# Material for the task

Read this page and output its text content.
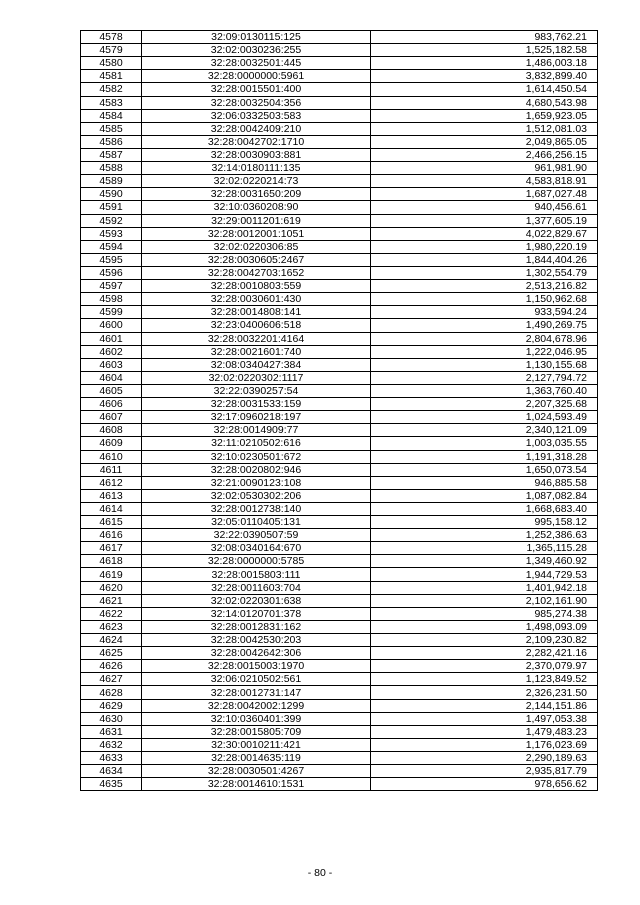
4578	32:09:0130115:125	983,762.21
4579	32:02:0030236:255	1,525,182.58
4580	32:28:0032501:445	1,486,003.18
4581	32:28:0000000:5961	3,832,899.40
4582	32:28:0015501:400	1,614,450.54
4583	32:28:0032504:356	4,680,543.98
4584	32:06:0332503:583	1,659,923.05
4585	32:28:0042409:210	1,512,081.03
4586	32:28:0042702:1710	2,049,865.05
4587	32:28:0030903:881	2,466,256.15
4588	32:14:0180111:135	961,981.90
4589	32:02:0220214:73	4,583,818.91
4590	32:28:0031650:209	1,687,027.48
4591	32:10:0360208:90	940,456.61
4592	32:29:0011201:619	1,377,605.19
4593	32:28:0012001:1051	4,022,829.67
4594	32:02:0220306:85	1,980,220.19
4595	32:28:0030605:2467	1,844,404.26
4596	32:28:0042703:1652	1,302,554.79
4597	32:28:0010803:559	2,513,216.82
4598	32:28:0030601:430	1,150,962.68
4599	32:28:0014808:141	933,594.24
4600	32:23:0400606:518	1,490,269.75
4601	32:28:0032201:4164	2,804,678.96
4602	32:28:0021601:740	1,222,046.95
4603	32:08:0340427:384	1,130,155.68
4604	32:02:0220302:1117	2,127,794.72
4605	32:22:0390257:54	1,363,760.40
4606	32:28:0031533:159	2,207,325.68
4607	32:17:0960218:197	1,024,593.49
4608	32:28:0014909:77	2,340,121.09
4609	32:11:0210502:616	1,003,035.55
4610	32:10:0230501:672	1,191,318.28
4611	32:28:0020802:946	1,650,073.54
4612	32:21:0090123:108	946,885.58
4613	32:02:0530302:206	1,087,082.84
4614	32:28:0012738:140	1,668,683.40
4615	32:05:0110405:131	995,158.12
4616	32:22:0390507:59	1,252,386.63
4617	32:08:0340164:670	1,365,115.28
4618	32:28:0000000:5785	1,349,460.92
4619	32:28:0015803:111	1,944,729.53
4620	32:28:0011603:704	1,401,942.18
4621	32:02:0220301:638	2,102,161.90
4622	32:14:0120701:378	985,274.38
4623	32:28:0012831:162	1,498,093.09
4624	32:28:0042530:203	2,109,230.82
4625	32:28:0042642:306	2,282,421.16
4626	32:28:0015003:1970	2,370,079.97
4627	32:06:0210502:561	1,123,849.52
4628	32:28:0012731:147	2,326,231.50
4629	32:28:0042002:1299	2,144,151.86
4630	32:10:0360401:399	1,497,053.38
4631	32:28:0015805:709	1,479,483.23
4632	32:30:0010211:421	1,176,023.69
4633	32:28:0014635:119	2,290,189.63
4634	32:28:0030501:4267	2,935,817.79
4635	32:28:0014610:1531	978,656.62
- 80 -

# Exercise task
Give the entries again word for word, but skip the pictures.

# Exercise result
Read this page and output its text content.
4578	32:09:0130115:125	983,762.21
4579	32:02:0030236:255	1,525,182.58
4580	32:28:0032501:445	1,486,003.18
4581	32:28:0000000:5961	3,832,899.40
4582	32:28:0015501:400	1,614,450.54
4583	32:28:0032504:356	4,680,543.98
4584	32:06:0332503:583	1,659,923.05
4585	32:28:0042409:210	1,512,081.03
4586	32:28:0042702:1710	2,049,865.05
4587	32:28:0030903:881	2,466,256.15
4588	32:14:0180111:135	961,981.90
4589	32:02:0220214:73	4,583,818.91
4590	32:28:0031650:209	1,687,027.48
4591	32:10:0360208:90	940,456.61
4592	32:29:0011201:619	1,377,605.19
4593	32:28:0012001:1051	4,022,829.67
4594	32:02:0220306:85	1,980,220.19
4595	32:28:0030605:2467	1,844,404.26
4596	32:28:0042703:1652	1,302,554.79
4597	32:28:0010803:559	2,513,216.82
4598	32:28:0030601:430	1,150,962.68
4599	32:28:0014808:141	933,594.24
4600	32:23:0400606:518	1,490,269.75
4601	32:28:0032201:4164	2,804,678.96
4602	32:28:0021601:740	1,222,046.95
4603	32:08:0340427:384	1,130,155.68
4604	32:02:0220302:1117	2,127,794.72
4605	32:22:0390257:54	1,363,760.40
4606	32:28:0031533:159	2,207,325.68
4607	32:17:0960218:197	1,024,593.49
4608	32:28:0014909:77	2,340,121.09
4609	32:11:0210502:616	1,003,035.55
4610	32:10:0230501:672	1,191,318.28
4611	32:28:0020802:946	1,650,073.54
4612	32:21:0090123:108	946,885.58
4613	32:02:0530302:206	1,087,082.84
4614	32:28:0012738:140	1,668,683.40
4615	32:05:0110405:131	995,158.12
4616	32:22:0390507:59	1,252,386.63
4617	32:08:0340164:670	1,365,115.28
4618	32:28:0000000:5785	1,349,460.92
4619	32:28:0015803:111	1,944,729.53
4620	32:28:0011603:704	1,401,942.18
4621	32:02:0220301:638	2,102,161.90
4622	32:14:0120701:378	985,274.38
4623	32:28:0012831:162	1,498,093.09
4624	32:28:0042530:203	2,109,230.82
4625	32:28:0042642:306	2,282,421.16
4626	32:28:0015003:1970	2,370,079.97
4627	32:06:0210502:561	1,123,849.52
4628	32:28:0012731:147	2,326,231.50
4629	32:28:0042002:1299	2,144,151.86
4630	32:10:0360401:399	1,497,053.38
4631	32:28:0015805:709	1,479,483.23
4632	32:30:0010211:421	1,176,023.69
4633	32:28:0014635:119	2,290,189.63
4634	32:28:0030501:4267	2,935,817.79
4635	32:28:0014610:1531	978,656.62
- 80 -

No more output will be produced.